— Start —

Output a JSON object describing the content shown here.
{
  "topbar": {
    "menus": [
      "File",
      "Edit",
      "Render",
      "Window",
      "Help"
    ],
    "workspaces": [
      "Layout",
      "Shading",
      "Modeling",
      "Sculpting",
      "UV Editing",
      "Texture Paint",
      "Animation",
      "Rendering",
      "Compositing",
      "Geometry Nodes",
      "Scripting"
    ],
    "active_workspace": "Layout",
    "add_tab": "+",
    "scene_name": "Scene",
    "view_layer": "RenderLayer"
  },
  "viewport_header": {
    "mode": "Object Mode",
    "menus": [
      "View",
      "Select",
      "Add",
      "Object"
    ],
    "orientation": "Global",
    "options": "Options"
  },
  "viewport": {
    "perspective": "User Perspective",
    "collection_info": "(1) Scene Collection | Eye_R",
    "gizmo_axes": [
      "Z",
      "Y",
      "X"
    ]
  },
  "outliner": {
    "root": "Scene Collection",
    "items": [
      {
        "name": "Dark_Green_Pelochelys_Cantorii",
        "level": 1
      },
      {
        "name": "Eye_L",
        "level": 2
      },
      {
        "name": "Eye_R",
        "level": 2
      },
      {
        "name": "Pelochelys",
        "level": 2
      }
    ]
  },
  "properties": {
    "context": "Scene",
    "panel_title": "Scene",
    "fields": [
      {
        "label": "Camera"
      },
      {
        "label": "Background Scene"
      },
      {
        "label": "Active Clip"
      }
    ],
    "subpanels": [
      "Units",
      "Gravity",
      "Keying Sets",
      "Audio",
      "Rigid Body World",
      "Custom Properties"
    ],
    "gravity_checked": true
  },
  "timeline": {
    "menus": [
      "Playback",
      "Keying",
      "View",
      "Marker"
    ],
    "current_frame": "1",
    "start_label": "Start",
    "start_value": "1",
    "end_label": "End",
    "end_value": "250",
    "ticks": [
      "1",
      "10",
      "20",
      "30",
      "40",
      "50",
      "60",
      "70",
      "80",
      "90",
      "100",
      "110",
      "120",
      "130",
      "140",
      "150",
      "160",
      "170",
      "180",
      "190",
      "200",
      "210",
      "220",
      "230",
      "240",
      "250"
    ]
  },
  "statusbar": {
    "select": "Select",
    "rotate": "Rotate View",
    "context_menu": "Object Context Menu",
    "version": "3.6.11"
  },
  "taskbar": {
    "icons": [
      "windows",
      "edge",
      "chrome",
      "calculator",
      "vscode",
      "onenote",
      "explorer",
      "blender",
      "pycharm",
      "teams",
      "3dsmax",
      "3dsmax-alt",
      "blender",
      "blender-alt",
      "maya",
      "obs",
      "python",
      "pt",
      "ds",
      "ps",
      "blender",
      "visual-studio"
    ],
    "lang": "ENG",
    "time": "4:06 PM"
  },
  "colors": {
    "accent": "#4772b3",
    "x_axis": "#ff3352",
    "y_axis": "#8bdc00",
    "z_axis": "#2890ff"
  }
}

— End —

*GIVEN PROBLEM*. Print the complete listing again, exactly as it stands.

*OUTPUT FOR THIS EXERCISE*.
Output a JSON object describing the content shown here.
{
  "topbar": {
    "menus": [
      "File",
      "Edit",
      "Render",
      "Window",
      "Help"
    ],
    "workspaces": [
      "Layout",
      "Shading",
      "Modeling",
      "Sculpting",
      "UV Editing",
      "Texture Paint",
      "Animation",
      "Rendering",
      "Compositing",
      "Geometry Nodes",
      "Scripting"
    ],
    "active_workspace": "Layout",
    "add_tab": "+",
    "scene_name": "Scene",
    "view_layer": "RenderLayer"
  },
  "viewport_header": {
    "mode": "Object Mode",
    "menus": [
      "View",
      "Select",
      "Add",
      "Object"
    ],
    "orientation": "Global",
    "options": "Options"
  },
  "viewport": {
    "perspective": "User Perspective",
    "collection_info": "(1) Scene Collection | Eye_R",
    "gizmo_axes": [
      "Z",
      "Y",
      "X"
    ]
  },
  "outliner": {
    "root": "Scene Collection",
    "items": [
      {
        "name": "Dark_Green_Pelochelys_Cantorii",
        "level": 1
      },
      {
        "name": "Eye_L",
        "level": 2
      },
      {
        "name": "Eye_R",
        "level": 2
      },
      {
        "name": "Pelochelys",
        "level": 2
      }
    ]
  },
  "properties": {
    "context": "Scene",
    "panel_title": "Scene",
    "fields": [
      {
        "label": "Camera"
      },
      {
        "label": "Background Scene"
      },
      {
        "label": "Active Clip"
      }
    ],
    "subpanels": [
      "Units",
      "Gravity",
      "Keying Sets",
      "Audio",
      "Rigid Body World",
      "Custom Properties"
    ],
    "gravity_checked": true
  },
  "timeline": {
    "menus": [
      "Playback",
      "Keying",
      "View",
      "Marker"
    ],
    "current_frame": "1",
    "start_label": "Start",
    "start_value": "1",
    "end_label": "End",
    "end_value": "250",
    "ticks": [
      "1",
      "10",
      "20",
      "30",
      "40",
      "50",
      "60",
      "70",
      "80",
      "90",
      "100",
      "110",
      "120",
      "130",
      "140",
      "150",
      "160",
      "170",
      "180",
      "190",
      "200",
      "210",
      "220",
      "230",
      "240",
      "250"
    ]
  },
  "statusbar": {
    "select": "Select",
    "rotate": "Rotate View",
    "context_menu": "Object Context Menu",
    "version": "3.6.11"
  },
  "taskbar": {
    "icons": [
      "windows",
      "edge",
      "chrome",
      "calculator",
      "vscode",
      "onenote",
      "explorer",
      "blender",
      "pycharm",
      "teams",
      "3dsmax",
      "3dsmax-alt",
      "blender",
      "blender-alt",
      "maya",
      "obs",
      "python",
      "pt",
      "ds",
      "ps",
      "blender",
      "visual-studio"
    ],
    "lang": "ENG",
    "time": "4:06 PM"
  },
  "colors": {
    "accent": "#4772b3",
    "x_axis": "#ff3352",
    "y_axis": "#8bdc00",
    "z_axis": "#2890ff"
  }
}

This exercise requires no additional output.